>> begin Supplied information

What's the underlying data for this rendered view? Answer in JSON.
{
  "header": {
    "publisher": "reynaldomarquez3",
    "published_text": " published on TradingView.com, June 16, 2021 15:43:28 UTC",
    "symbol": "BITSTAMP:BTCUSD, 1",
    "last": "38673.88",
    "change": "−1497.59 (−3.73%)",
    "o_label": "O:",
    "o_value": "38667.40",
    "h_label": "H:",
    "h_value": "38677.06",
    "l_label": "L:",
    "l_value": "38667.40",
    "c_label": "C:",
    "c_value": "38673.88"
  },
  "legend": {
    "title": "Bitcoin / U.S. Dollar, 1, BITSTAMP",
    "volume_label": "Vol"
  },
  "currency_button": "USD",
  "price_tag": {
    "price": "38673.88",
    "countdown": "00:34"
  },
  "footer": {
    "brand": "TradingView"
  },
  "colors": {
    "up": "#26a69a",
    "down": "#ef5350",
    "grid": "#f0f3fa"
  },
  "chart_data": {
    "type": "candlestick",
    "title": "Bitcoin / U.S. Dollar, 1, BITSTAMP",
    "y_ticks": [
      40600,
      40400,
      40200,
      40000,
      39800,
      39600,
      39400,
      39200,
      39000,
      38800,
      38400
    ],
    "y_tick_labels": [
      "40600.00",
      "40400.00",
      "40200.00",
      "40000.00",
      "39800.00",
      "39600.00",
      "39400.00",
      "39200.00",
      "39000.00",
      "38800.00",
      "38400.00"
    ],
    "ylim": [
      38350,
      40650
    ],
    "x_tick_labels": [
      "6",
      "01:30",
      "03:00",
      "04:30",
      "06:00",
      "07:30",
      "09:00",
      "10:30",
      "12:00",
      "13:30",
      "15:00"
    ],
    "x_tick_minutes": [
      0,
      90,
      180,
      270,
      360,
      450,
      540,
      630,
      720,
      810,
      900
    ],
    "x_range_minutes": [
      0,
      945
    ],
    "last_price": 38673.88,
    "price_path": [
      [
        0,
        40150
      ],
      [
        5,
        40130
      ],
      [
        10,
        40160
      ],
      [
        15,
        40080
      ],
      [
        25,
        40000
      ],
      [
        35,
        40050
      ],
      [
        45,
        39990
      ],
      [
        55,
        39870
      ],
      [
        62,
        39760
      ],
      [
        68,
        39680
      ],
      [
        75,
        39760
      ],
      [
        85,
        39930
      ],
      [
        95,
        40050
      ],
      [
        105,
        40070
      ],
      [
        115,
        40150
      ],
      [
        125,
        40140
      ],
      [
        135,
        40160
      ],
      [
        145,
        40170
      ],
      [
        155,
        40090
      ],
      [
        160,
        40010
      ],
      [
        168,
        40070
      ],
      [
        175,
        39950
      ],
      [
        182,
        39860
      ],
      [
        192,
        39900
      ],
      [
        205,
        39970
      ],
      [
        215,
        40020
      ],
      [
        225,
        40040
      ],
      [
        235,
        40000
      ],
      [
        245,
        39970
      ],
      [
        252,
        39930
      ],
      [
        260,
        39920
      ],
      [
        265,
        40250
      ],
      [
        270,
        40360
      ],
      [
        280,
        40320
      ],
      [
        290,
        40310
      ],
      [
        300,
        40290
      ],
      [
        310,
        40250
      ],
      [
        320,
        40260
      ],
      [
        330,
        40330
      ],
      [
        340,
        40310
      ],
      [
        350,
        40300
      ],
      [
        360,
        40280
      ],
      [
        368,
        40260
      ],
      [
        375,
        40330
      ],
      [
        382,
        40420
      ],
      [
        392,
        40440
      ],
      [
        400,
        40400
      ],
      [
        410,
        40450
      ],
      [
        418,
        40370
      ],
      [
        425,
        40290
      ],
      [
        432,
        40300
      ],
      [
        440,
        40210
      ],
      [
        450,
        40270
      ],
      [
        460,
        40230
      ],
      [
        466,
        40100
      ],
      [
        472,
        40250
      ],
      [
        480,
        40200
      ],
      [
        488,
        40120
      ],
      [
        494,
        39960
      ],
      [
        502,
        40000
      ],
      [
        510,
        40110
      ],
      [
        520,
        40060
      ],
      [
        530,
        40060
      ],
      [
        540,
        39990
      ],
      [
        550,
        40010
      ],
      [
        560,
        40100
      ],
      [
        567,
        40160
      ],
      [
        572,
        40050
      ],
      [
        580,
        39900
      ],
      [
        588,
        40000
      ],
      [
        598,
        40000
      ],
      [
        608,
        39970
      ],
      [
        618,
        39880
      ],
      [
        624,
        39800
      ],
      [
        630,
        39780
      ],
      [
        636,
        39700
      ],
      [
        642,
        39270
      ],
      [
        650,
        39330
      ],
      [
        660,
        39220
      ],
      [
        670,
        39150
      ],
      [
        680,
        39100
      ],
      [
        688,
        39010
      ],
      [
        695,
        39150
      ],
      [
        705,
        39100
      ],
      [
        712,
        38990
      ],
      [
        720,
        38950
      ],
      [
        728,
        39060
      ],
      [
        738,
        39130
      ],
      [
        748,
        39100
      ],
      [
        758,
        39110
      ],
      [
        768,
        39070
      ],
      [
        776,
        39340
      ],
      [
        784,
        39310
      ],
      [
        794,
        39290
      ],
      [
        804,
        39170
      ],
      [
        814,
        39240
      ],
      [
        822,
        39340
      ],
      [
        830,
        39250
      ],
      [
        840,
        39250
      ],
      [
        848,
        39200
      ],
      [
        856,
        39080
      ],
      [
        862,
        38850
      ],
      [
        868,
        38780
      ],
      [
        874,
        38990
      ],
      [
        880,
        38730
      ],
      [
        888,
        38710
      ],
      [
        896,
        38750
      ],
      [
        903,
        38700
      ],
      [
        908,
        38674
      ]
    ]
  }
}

>> end Supplied information

* **Brief**: Type out the whole listing above again, exactly as it stands.

* **Full answer**:
What's the underlying data for this rendered view? Answer in JSON.
{
  "header": {
    "publisher": "reynaldomarquez3",
    "published_text": " published on TradingView.com, June 16, 2021 15:43:28 UTC",
    "symbol": "BITSTAMP:BTCUSD, 1",
    "last": "38673.88",
    "change": "−1497.59 (−3.73%)",
    "o_label": "O:",
    "o_value": "38667.40",
    "h_label": "H:",
    "h_value": "38677.06",
    "l_label": "L:",
    "l_value": "38667.40",
    "c_label": "C:",
    "c_value": "38673.88"
  },
  "legend": {
    "title": "Bitcoin / U.S. Dollar, 1, BITSTAMP",
    "volume_label": "Vol"
  },
  "currency_button": "USD",
  "price_tag": {
    "price": "38673.88",
    "countdown": "00:34"
  },
  "footer": {
    "brand": "TradingView"
  },
  "colors": {
    "up": "#26a69a",
    "down": "#ef5350",
    "grid": "#f0f3fa"
  },
  "chart_data": {
    "type": "candlestick",
    "title": "Bitcoin / U.S. Dollar, 1, BITSTAMP",
    "y_ticks": [
      40600,
      40400,
      40200,
      40000,
      39800,
      39600,
      39400,
      39200,
      39000,
      38800,
      38400
    ],
    "y_tick_labels": [
      "40600.00",
      "40400.00",
      "40200.00",
      "40000.00",
      "39800.00",
      "39600.00",
      "39400.00",
      "39200.00",
      "39000.00",
      "38800.00",
      "38400.00"
    ],
    "ylim": [
      38350,
      40650
    ],
    "x_tick_labels": [
      "6",
      "01:30",
      "03:00",
      "04:30",
      "06:00",
      "07:30",
      "09:00",
      "10:30",
      "12:00",
      "13:30",
      "15:00"
    ],
    "x_tick_minutes": [
      0,
      90,
      180,
      270,
      360,
      450,
      540,
      630,
      720,
      810,
      900
    ],
    "x_range_minutes": [
      0,
      945
    ],
    "last_price": 38673.88,
    "price_path": [
      [
        0,
        40150
      ],
      [
        5,
        40130
      ],
      [
        10,
        40160
      ],
      [
        15,
        40080
      ],
      [
        25,
        40000
      ],
      [
        35,
        40050
      ],
      [
        45,
        39990
      ],
      [
        55,
        39870
      ],
      [
        62,
        39760
      ],
      [
        68,
        39680
      ],
      [
        75,
        39760
      ],
      [
        85,
        39930
      ],
      [
        95,
        40050
      ],
      [
        105,
        40070
      ],
      [
        115,
        40150
      ],
      [
        125,
        40140
      ],
      [
        135,
        40160
      ],
      [
        145,
        40170
      ],
      [
        155,
        40090
      ],
      [
        160,
        40010
      ],
      [
        168,
        40070
      ],
      [
        175,
        39950
      ],
      [
        182,
        39860
      ],
      [
        192,
        39900
      ],
      [
        205,
        39970
      ],
      [
        215,
        40020
      ],
      [
        225,
        40040
      ],
      [
        235,
        40000
      ],
      [
        245,
        39970
      ],
      [
        252,
        39930
      ],
      [
        260,
        39920
      ],
      [
        265,
        40250
      ],
      [
        270,
        40360
      ],
      [
        280,
        40320
      ],
      [
        290,
        40310
      ],
      [
        300,
        40290
      ],
      [
        310,
        40250
      ],
      [
        320,
        40260
      ],
      [
        330,
        40330
      ],
      [
        340,
        40310
      ],
      [
        350,
        40300
      ],
      [
        360,
        40280
      ],
      [
        368,
        40260
      ],
      [
        375,
        40330
      ],
      [
        382,
        40420
      ],
      [
        392,
        40440
      ],
      [
        400,
        40400
      ],
      [
        410,
        40450
      ],
      [
        418,
        40370
      ],
      [
        425,
        40290
      ],
      [
        432,
        40300
      ],
      [
        440,
        40210
      ],
      [
        450,
        40270
      ],
      [
        460,
        40230
      ],
      [
        466,
        40100
      ],
      [
        472,
        40250
      ],
      [
        480,
        40200
      ],
      [
        488,
        40120
      ],
      [
        494,
        39960
      ],
      [
        502,
        40000
      ],
      [
        510,
        40110
      ],
      [
        520,
        40060
      ],
      [
        530,
        40060
      ],
      [
        540,
        39990
      ],
      [
        550,
        40010
      ],
      [
        560,
        40100
      ],
      [
        567,
        40160
      ],
      [
        572,
        40050
      ],
      [
        580,
        39900
      ],
      [
        588,
        40000
      ],
      [
        598,
        40000
      ],
      [
        608,
        39970
      ],
      [
        618,
        39880
      ],
      [
        624,
        39800
      ],
      [
        630,
        39780
      ],
      [
        636,
        39700
      ],
      [
        642,
        39270
      ],
      [
        650,
        39330
      ],
      [
        660,
        39220
      ],
      [
        670,
        39150
      ],
      [
        680,
        39100
      ],
      [
        688,
        39010
      ],
      [
        695,
        39150
      ],
      [
        705,
        39100
      ],
      [
        712,
        38990
      ],
      [
        720,
        38950
      ],
      [
        728,
        39060
      ],
      [
        738,
        39130
      ],
      [
        748,
        39100
      ],
      [
        758,
        39110
      ],
      [
        768,
        39070
      ],
      [
        776,
        39340
      ],
      [
        784,
        39310
      ],
      [
        794,
        39290
      ],
      [
        804,
        39170
      ],
      [
        814,
        39240
      ],
      [
        822,
        39340
      ],
      [
        830,
        39250
      ],
      [
        840,
        39250
      ],
      [
        848,
        39200
      ],
      [
        856,
        39080
      ],
      [
        862,
        38850
      ],
      [
        868,
        38780
      ],
      [
        874,
        38990
      ],
      [
        880,
        38730
      ],
      [
        888,
        38710
      ],
      [
        896,
        38750
      ],
      [
        903,
        38700
      ],
      [
        908,
        38674
      ]
    ]
  }
}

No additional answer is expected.